- _Data_
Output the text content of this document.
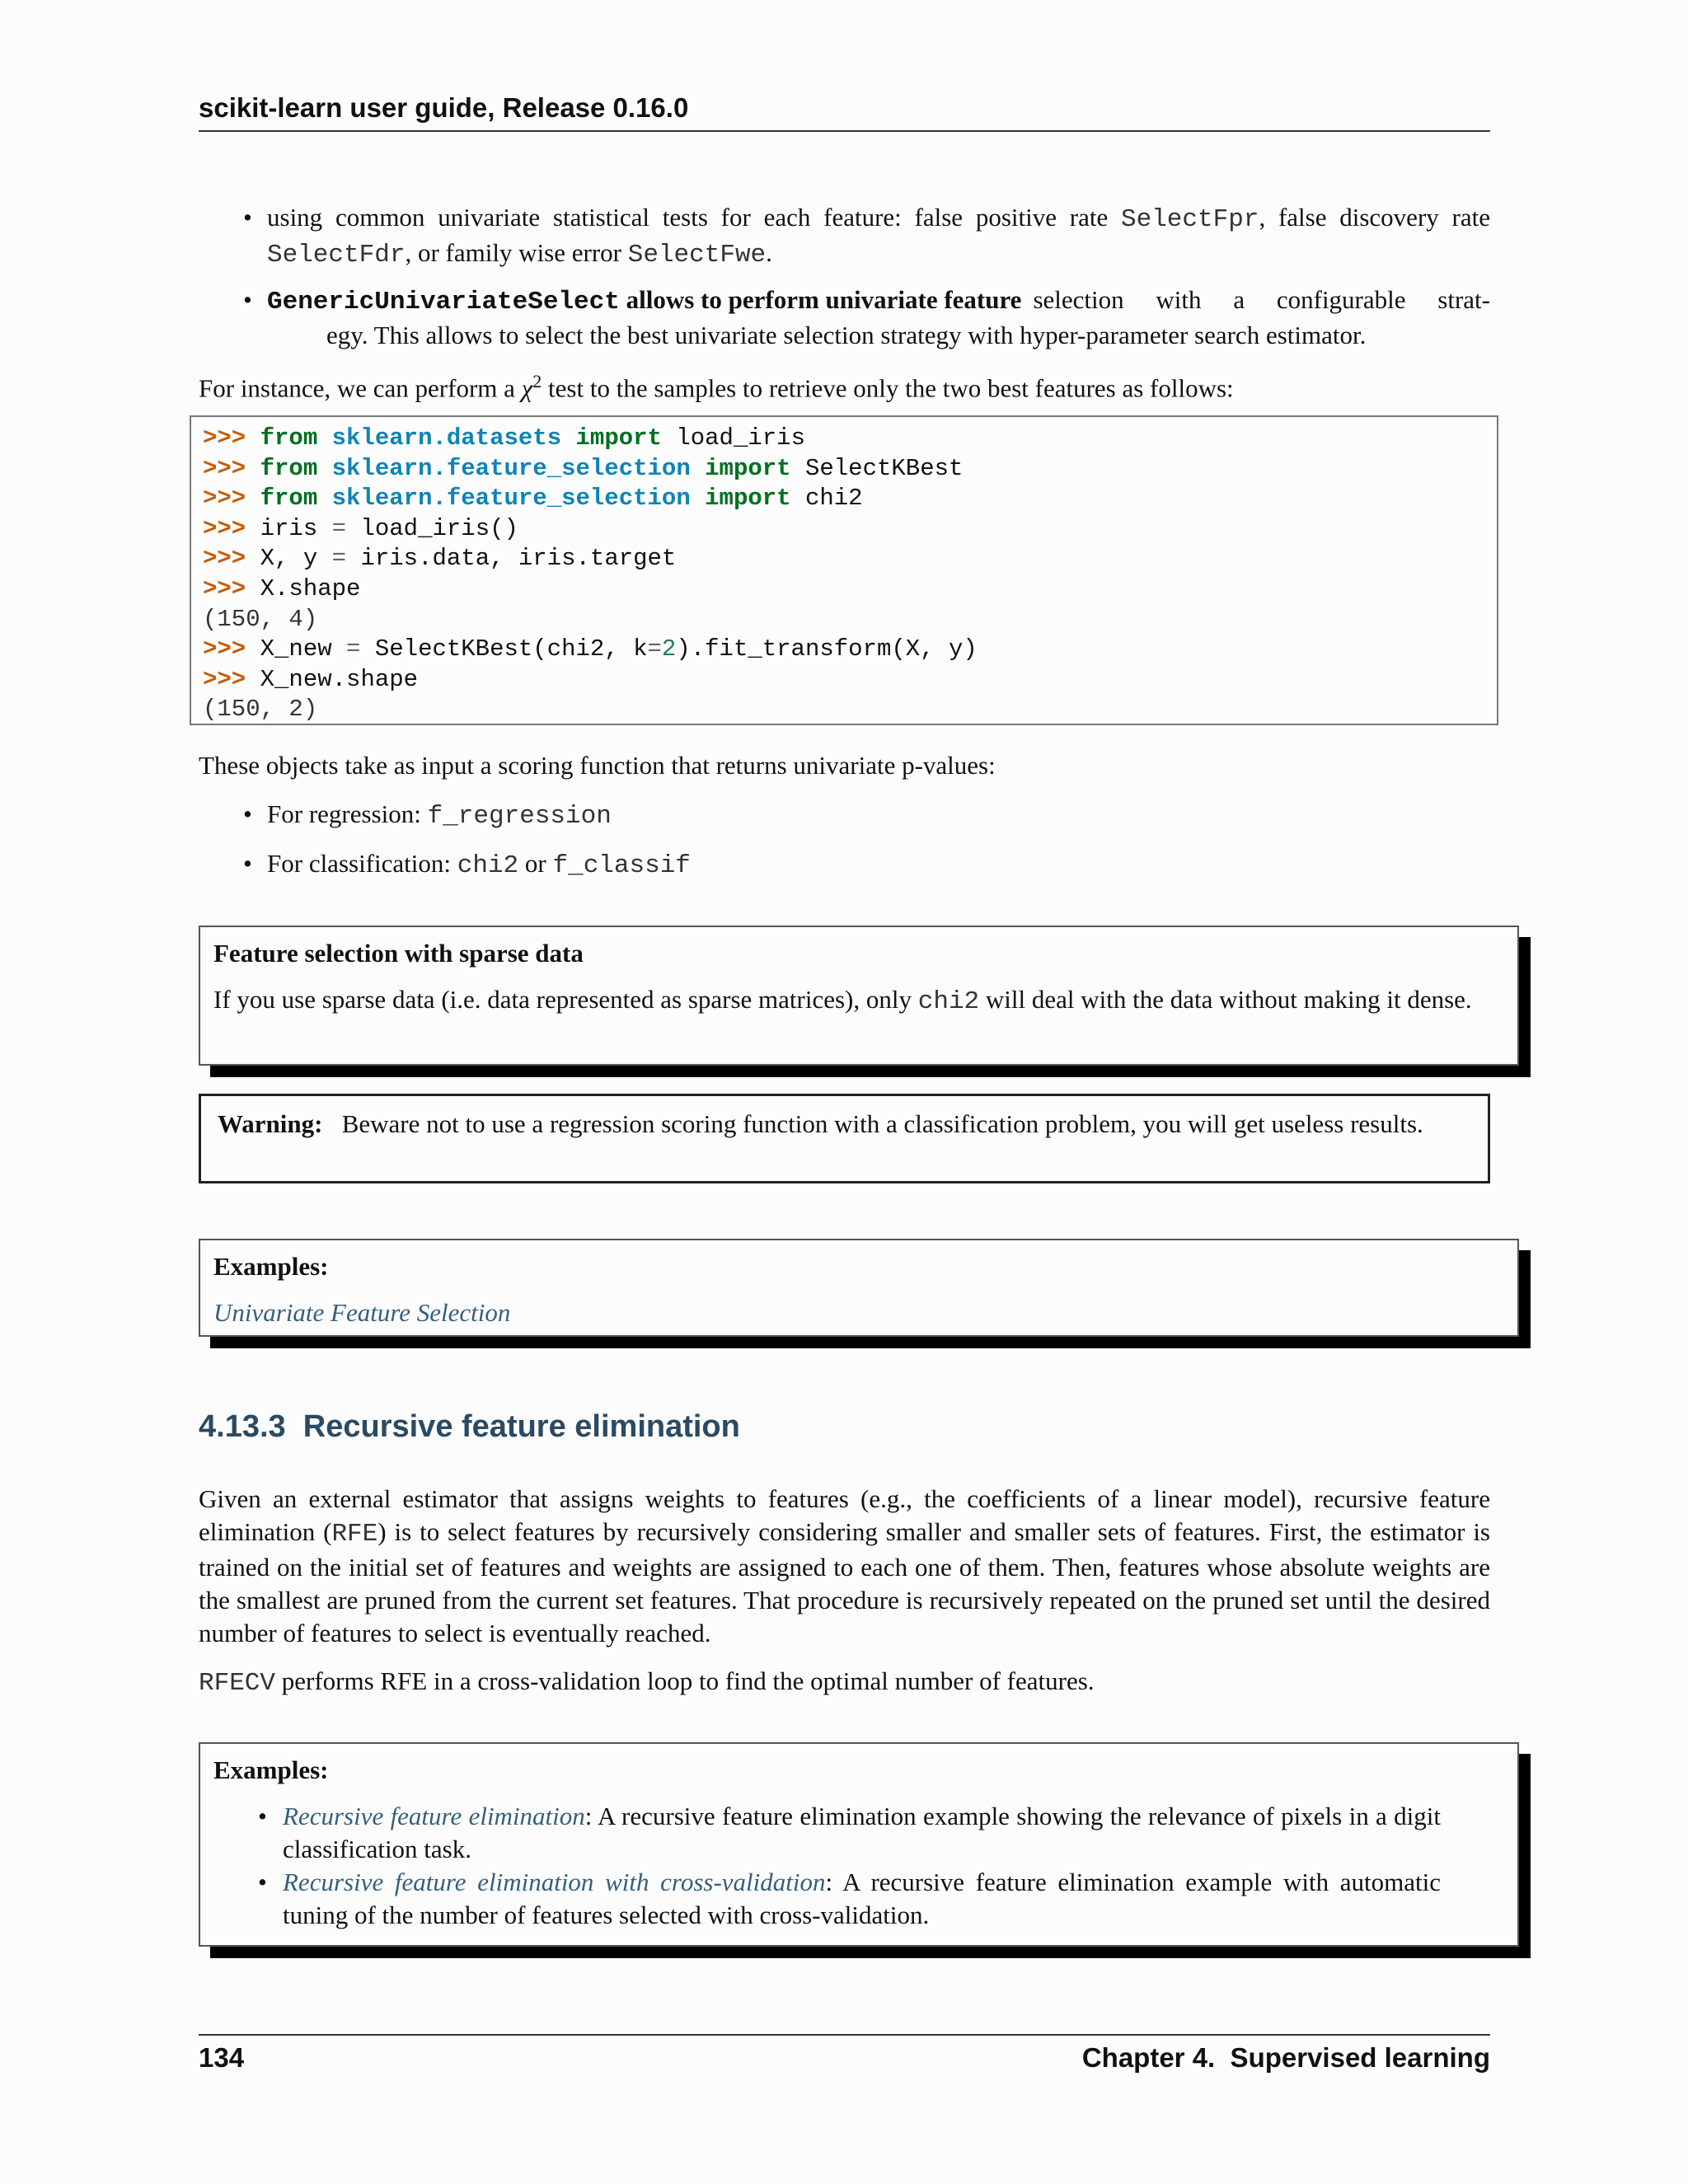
scikit-learn user guide, Release 0.16.0
• using common univariate statistical tests for each feature: false positive rate SelectFpr, false discovery rate
SelectFdr, or family wise error SelectFwe.
• GenericUnivariateSelect allows to perform univariate feature selection with a configurable strat-
egy. This allows to select the best univariate selection strategy with hyper-parameter search estimator.
For instance, we can perform a $\chi^2$ test to the samples to retrieve only the two best features as follows:
>>> from sklearn.datasets import load_iris
>>> from sklearn.feature_selection import SelectKBest
>>> from sklearn.feature_selection import chi2
>>> iris = load_iris()
>>> X, y = iris.data, iris.target
>>> X.shape
(150, 4)
>>> X_new = SelectKBest(chi2, k=2).fit_transform(X, y)
>>> X_new.shape
(150, 2)
These objects take as input a scoring function that returns univariate p-values:
• For regression: f_regression
• For classification: chi2 or f_classif
Feature selection with sparse data
If you use sparse data (i.e. data represented as sparse matrices), only chi2 will deal with the data without making it dense.
Warning: Beware not to use a regression scoring function with a classification problem, you will get useless results.
Examples:
Univariate Feature Selection
4.13.3 Recursive feature elimination
Given an external estimator that assigns weights to features (e.g., the coefficients of a linear model), recursive feature elimination (RFE) is to select features by recursively considering smaller and smaller sets of features. First, the estimator is trained on the initial set of features and weights are assigned to each one of them. Then, features whose absolute weights are the smallest are pruned from the current set features. That procedure is recursively repeated on the pruned set until the desired number of features to select is eventually reached.
RFECV performs RFE in a cross-validation loop to find the optimal number of features.
Examples:
• Recursive feature elimination: A recursive feature elimination example showing the relevance of pixels in a digit classification task.
• Recursive feature elimination with cross-validation: A recursive feature elimination example with automatic tuning of the number of features selected with cross-validation.
134	Chapter 4.  Supervised learning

- _To be done_
Pictures are to be left out; repeat all the remaining data exactly.

- _Solution to the problem_
Output the text content of this document.
scikit-learn user guide, Release 0.16.0
• using common univariate statistical tests for each feature: false positive rate SelectFpr, false discovery rate
SelectFdr, or family wise error SelectFwe.
• GenericUnivariateSelect allows to perform univariate feature selection with a configurable strat-
egy. This allows to select the best univariate selection strategy with hyper-parameter search estimator.
For instance, we can perform a $\chi^2$ test to the samples to retrieve only the two best features as follows:
>>> from sklearn.datasets import load_iris
>>> from sklearn.feature_selection import SelectKBest
>>> from sklearn.feature_selection import chi2
>>> iris = load_iris()
>>> X, y = iris.data, iris.target
>>> X.shape
(150, 4)
>>> X_new = SelectKBest(chi2, k=2).fit_transform(X, y)
>>> X_new.shape
(150, 2)
These objects take as input a scoring function that returns univariate p-values:
• For regression: f_regression
• For classification: chi2 or f_classif
Feature selection with sparse data
If you use sparse data (i.e. data represented as sparse matrices), only chi2 will deal with the data without making it dense.
Warning: Beware not to use a regression scoring function with a classification problem, you will get useless results.
Examples:
Univariate Feature Selection
4.13.3 Recursive feature elimination
Given an external estimator that assigns weights to features (e.g., the coefficients of a linear model), recursive feature elimination (RFE) is to select features by recursively considering smaller and smaller sets of features. First, the estimator is trained on the initial set of features and weights are assigned to each one of them. Then, features whose absolute weights are the smallest are pruned from the current set features. That procedure is recursively repeated on the pruned set until the desired number of features to select is eventually reached.
RFECV performs RFE in a cross-validation loop to find the optimal number of features.
Examples:
• Recursive feature elimination: A recursive feature elimination example showing the relevance of pixels in a digit classification task.
• Recursive feature elimination with cross-validation: A recursive feature elimination example with automatic tuning of the number of features selected with cross-validation.
134	Chapter 4.  Supervised learning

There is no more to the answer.